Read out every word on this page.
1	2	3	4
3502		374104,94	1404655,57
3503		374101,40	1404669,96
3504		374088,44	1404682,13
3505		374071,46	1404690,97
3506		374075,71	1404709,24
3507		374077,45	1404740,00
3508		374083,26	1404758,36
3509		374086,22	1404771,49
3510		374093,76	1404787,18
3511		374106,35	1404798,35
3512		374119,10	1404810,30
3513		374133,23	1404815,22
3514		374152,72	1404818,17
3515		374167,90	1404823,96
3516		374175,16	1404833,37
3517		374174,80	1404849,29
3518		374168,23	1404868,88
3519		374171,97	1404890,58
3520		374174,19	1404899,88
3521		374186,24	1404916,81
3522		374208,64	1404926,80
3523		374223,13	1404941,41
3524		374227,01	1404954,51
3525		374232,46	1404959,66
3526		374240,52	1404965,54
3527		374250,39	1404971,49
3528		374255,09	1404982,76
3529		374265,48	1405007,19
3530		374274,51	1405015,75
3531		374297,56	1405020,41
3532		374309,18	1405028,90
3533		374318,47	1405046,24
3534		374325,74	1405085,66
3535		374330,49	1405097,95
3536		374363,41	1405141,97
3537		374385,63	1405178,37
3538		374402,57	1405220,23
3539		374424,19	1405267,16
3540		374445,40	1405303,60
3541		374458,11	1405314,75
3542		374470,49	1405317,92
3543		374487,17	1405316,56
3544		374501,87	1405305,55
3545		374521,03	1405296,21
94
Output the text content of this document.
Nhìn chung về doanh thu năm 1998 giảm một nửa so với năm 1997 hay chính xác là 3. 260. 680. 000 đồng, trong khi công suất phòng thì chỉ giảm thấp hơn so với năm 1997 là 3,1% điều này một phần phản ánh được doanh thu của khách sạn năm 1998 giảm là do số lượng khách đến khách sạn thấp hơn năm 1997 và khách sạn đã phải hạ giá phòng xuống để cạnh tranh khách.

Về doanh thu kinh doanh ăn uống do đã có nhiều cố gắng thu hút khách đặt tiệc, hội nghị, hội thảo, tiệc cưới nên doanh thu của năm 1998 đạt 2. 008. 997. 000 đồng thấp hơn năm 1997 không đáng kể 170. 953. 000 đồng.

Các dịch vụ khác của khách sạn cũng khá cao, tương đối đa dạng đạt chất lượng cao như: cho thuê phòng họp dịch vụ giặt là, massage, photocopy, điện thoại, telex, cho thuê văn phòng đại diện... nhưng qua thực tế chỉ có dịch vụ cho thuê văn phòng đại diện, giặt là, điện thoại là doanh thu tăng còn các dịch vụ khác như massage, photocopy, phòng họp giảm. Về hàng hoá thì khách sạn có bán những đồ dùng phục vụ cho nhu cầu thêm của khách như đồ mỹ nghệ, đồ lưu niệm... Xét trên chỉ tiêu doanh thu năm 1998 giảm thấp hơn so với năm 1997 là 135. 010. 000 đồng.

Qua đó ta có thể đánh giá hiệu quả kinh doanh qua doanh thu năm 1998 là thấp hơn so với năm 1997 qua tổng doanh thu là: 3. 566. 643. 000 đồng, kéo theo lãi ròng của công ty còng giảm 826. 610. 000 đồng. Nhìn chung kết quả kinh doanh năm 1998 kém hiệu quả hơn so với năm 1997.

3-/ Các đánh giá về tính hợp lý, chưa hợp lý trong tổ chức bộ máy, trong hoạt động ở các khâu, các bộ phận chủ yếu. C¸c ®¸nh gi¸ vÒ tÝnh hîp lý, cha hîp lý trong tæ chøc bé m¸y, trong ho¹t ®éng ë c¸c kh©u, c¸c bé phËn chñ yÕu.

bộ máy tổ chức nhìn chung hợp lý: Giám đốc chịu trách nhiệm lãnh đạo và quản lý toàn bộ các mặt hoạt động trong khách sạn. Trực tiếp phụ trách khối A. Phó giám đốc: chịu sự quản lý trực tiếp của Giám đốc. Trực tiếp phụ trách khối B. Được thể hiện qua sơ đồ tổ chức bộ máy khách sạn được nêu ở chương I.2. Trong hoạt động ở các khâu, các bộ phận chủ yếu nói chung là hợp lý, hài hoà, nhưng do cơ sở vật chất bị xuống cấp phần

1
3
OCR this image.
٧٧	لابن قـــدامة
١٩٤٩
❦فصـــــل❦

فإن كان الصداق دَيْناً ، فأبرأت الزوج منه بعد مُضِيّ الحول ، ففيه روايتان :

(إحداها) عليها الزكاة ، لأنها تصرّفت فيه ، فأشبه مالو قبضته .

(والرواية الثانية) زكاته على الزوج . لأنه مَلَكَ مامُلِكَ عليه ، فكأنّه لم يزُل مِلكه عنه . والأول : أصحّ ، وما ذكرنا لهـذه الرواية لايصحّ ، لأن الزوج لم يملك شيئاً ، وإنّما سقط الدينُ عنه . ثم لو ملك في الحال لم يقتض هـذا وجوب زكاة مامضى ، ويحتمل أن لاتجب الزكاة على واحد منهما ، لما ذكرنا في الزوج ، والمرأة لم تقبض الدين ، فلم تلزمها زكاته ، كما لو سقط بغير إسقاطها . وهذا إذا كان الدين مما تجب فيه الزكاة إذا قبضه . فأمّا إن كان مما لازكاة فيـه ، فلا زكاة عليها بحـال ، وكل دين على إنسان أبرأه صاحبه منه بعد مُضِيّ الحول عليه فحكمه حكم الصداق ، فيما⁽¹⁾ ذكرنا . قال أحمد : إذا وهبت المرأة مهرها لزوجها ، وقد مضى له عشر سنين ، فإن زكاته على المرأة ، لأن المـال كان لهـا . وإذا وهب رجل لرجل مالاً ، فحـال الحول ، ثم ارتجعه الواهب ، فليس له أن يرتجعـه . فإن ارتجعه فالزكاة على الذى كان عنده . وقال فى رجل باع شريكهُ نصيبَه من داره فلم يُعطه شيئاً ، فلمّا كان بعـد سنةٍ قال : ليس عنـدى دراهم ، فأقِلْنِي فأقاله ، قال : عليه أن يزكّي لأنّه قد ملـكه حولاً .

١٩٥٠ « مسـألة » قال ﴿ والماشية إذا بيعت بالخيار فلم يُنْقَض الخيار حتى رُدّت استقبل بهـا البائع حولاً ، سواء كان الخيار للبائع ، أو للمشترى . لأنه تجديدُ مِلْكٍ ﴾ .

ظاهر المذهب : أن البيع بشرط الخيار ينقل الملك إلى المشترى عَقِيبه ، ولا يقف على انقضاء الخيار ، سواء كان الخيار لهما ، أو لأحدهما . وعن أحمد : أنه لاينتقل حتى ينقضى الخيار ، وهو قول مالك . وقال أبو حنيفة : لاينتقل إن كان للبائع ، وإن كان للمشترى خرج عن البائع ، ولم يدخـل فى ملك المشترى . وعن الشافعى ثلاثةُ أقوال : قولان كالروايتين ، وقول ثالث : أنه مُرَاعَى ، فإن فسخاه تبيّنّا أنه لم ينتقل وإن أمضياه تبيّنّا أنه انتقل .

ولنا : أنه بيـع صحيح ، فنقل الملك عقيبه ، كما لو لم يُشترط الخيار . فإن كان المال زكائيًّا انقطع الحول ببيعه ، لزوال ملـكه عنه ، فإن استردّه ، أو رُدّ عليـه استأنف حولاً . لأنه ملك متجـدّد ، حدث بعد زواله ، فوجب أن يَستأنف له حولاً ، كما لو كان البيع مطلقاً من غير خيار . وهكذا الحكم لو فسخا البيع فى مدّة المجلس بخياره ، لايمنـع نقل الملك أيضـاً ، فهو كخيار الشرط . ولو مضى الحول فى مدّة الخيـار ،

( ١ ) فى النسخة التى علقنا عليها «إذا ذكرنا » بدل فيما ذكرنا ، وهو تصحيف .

• • • • •

* Task to complete
Write the entries again, exactly as they stand.

* Exercise answer
Read out every word on this page.
1	2	3	4
3502		374104,94	1404655,57
3503		374101,40	1404669,96
3504		374088,44	1404682,13
3505		374071,46	1404690,97
3506		374075,71	1404709,24
3507		374077,45	1404740,00
3508		374083,26	1404758,36
3509		374086,22	1404771,49
3510		374093,76	1404787,18
3511		374106,35	1404798,35
3512		374119,10	1404810,30
3513		374133,23	1404815,22
3514		374152,72	1404818,17
3515		374167,90	1404823,96
3516		374175,16	1404833,37
3517		374174,80	1404849,29
3518		374168,23	1404868,88
3519		374171,97	1404890,58
3520		374174,19	1404899,88
3521		374186,24	1404916,81
3522		374208,64	1404926,80
3523		374223,13	1404941,41
3524		374227,01	1404954,51
3525		374232,46	1404959,66
3526		374240,52	1404965,54
3527		374250,39	1404971,49
3528		374255,09	1404982,76
3529		374265,48	1405007,19
3530		374274,51	1405015,75
3531		374297,56	1405020,41
3532		374309,18	1405028,90
3533		374318,47	1405046,24
3534		374325,74	1405085,66
3535		374330,49	1405097,95
3536		374363,41	1405141,97
3537		374385,63	1405178,37
3538		374402,57	1405220,23
3539		374424,19	1405267,16
3540		374445,40	1405303,60
3541		374458,11	1405314,75
3542		374470,49	1405317,92
3543		374487,17	1405316,56
3544		374501,87	1405305,55
3545		374521,03	1405296,21
94
Output the text content of this document.
Nhìn chung về doanh thu năm 1998 giảm một nửa so với năm 1997 hay chính xác là 3. 260. 680. 000 đồng, trong khi công suất phòng thì chỉ giảm thấp hơn so với năm 1997 là 3,1% điều này một phần phản ánh được doanh thu của khách sạn năm 1998 giảm là do số lượng khách đến khách sạn thấp hơn năm 1997 và khách sạn đã phải hạ giá phòng xuống để cạnh tranh khách.

Về doanh thu kinh doanh ăn uống do đã có nhiều cố gắng thu hút khách đặt tiệc, hội nghị, hội thảo, tiệc cưới nên doanh thu của năm 1998 đạt 2. 008. 997. 000 đồng thấp hơn năm 1997 không đáng kể 170. 953. 000 đồng.

Các dịch vụ khác của khách sạn cũng khá cao, tương đối đa dạng đạt chất lượng cao như: cho thuê phòng họp dịch vụ giặt là, massage, photocopy, điện thoại, telex, cho thuê văn phòng đại diện... nhưng qua thực tế chỉ có dịch vụ cho thuê văn phòng đại diện, giặt là, điện thoại là doanh thu tăng còn các dịch vụ khác như massage, photocopy, phòng họp giảm. Về hàng hoá thì khách sạn có bán những đồ dùng phục vụ cho nhu cầu thêm của khách như đồ mỹ nghệ, đồ lưu niệm... Xét trên chỉ tiêu doanh thu năm 1998 giảm thấp hơn so với năm 1997 là 135. 010. 000 đồng.

Qua đó ta có thể đánh giá hiệu quả kinh doanh qua doanh thu năm 1998 là thấp hơn so với năm 1997 qua tổng doanh thu là: 3. 566. 643. 000 đồng, kéo theo lãi ròng của công ty còng giảm 826. 610. 000 đồng. Nhìn chung kết quả kinh doanh năm 1998 kém hiệu quả hơn so với năm 1997.

3-/ Các đánh giá về tính hợp lý, chưa hợp lý trong tổ chức bộ máy, trong hoạt động ở các khâu, các bộ phận chủ yếu. C¸c ®¸nh gi¸ vÒ tÝnh hîp lý, cha hîp lý trong tæ chøc bé m¸y, trong ho¹t ®éng ë c¸c kh©u, c¸c bé phËn chñ yÕu.

bộ máy tổ chức nhìn chung hợp lý: Giám đốc chịu trách nhiệm lãnh đạo và quản lý toàn bộ các mặt hoạt động trong khách sạn. Trực tiếp phụ trách khối A. Phó giám đốc: chịu sự quản lý trực tiếp của Giám đốc. Trực tiếp phụ trách khối B. Được thể hiện qua sơ đồ tổ chức bộ máy khách sạn được nêu ở chương I.2. Trong hoạt động ở các khâu, các bộ phận chủ yếu nói chung là hợp lý, hài hoà, nhưng do cơ sở vật chất bị xuống cấp phần

1
3
OCR this image.
٧٧	لابن قـــدامة
١٩٤٩
❦فصـــــل❦

فإن كان الصداق دَيْناً ، فأبرأت الزوج منه بعد مُضِيّ الحول ، ففيه روايتان :

(إحداها) عليها الزكاة ، لأنها تصرّفت فيه ، فأشبه مالو قبضته .

(والرواية الثانية) زكاته على الزوج . لأنه مَلَكَ مامُلِكَ عليه ، فكأنّه لم يزُل مِلكه عنه . والأول : أصحّ ، وما ذكرنا لهـذه الرواية لايصحّ ، لأن الزوج لم يملك شيئاً ، وإنّما سقط الدينُ عنه . ثم لو ملك في الحال لم يقتض هـذا وجوب زكاة مامضى ، ويحتمل أن لاتجب الزكاة على واحد منهما ، لما ذكرنا في الزوج ، والمرأة لم تقبض الدين ، فلم تلزمها زكاته ، كما لو سقط بغير إسقاطها . وهذا إذا كان الدين مما تجب فيه الزكاة إذا قبضه . فأمّا إن كان مما لازكاة فيـه ، فلا زكاة عليها بحـال ، وكل دين على إنسان أبرأه صاحبه منه بعد مُضِيّ الحول عليه فحكمه حكم الصداق ، فيما⁽¹⁾ ذكرنا . قال أحمد : إذا وهبت المرأة مهرها لزوجها ، وقد مضى له عشر سنين ، فإن زكاته على المرأة ، لأن المـال كان لهـا . وإذا وهب رجل لرجل مالاً ، فحـال الحول ، ثم ارتجعه الواهب ، فليس له أن يرتجعـه . فإن ارتجعه فالزكاة على الذى كان عنده . وقال فى رجل باع شريكهُ نصيبَه من داره فلم يُعطه شيئاً ، فلمّا كان بعـد سنةٍ قال : ليس عنـدى دراهم ، فأقِلْنِي فأقاله ، قال : عليه أن يزكّي لأنّه قد ملـكه حولاً .

١٩٥٠ « مسـألة » قال ﴿ والماشية إذا بيعت بالخيار فلم يُنْقَض الخيار حتى رُدّت استقبل بهـا البائع حولاً ، سواء كان الخيار للبائع ، أو للمشترى . لأنه تجديدُ مِلْكٍ ﴾ .

ظاهر المذهب : أن البيع بشرط الخيار ينقل الملك إلى المشترى عَقِيبه ، ولا يقف على انقضاء الخيار ، سواء كان الخيار لهما ، أو لأحدهما . وعن أحمد : أنه لاينتقل حتى ينقضى الخيار ، وهو قول مالك . وقال أبو حنيفة : لاينتقل إن كان للبائع ، وإن كان للمشترى خرج عن البائع ، ولم يدخـل فى ملك المشترى . وعن الشافعى ثلاثةُ أقوال : قولان كالروايتين ، وقول ثالث : أنه مُرَاعَى ، فإن فسخاه تبيّنّا أنه لم ينتقل وإن أمضياه تبيّنّا أنه انتقل .

ولنا : أنه بيـع صحيح ، فنقل الملك عقيبه ، كما لو لم يُشترط الخيار . فإن كان المال زكائيًّا انقطع الحول ببيعه ، لزوال ملـكه عنه ، فإن استردّه ، أو رُدّ عليـه استأنف حولاً . لأنه ملك متجـدّد ، حدث بعد زواله ، فوجب أن يَستأنف له حولاً ، كما لو كان البيع مطلقاً من غير خيار . وهكذا الحكم لو فسخا البيع فى مدّة المجلس بخياره ، لايمنـع نقل الملك أيضـاً ، فهو كخيار الشرط . ولو مضى الحول فى مدّة الخيـار ،

( ١ ) فى النسخة التى علقنا عليها «إذا ذكرنا » بدل فيما ذكرنا ، وهو تصحيف .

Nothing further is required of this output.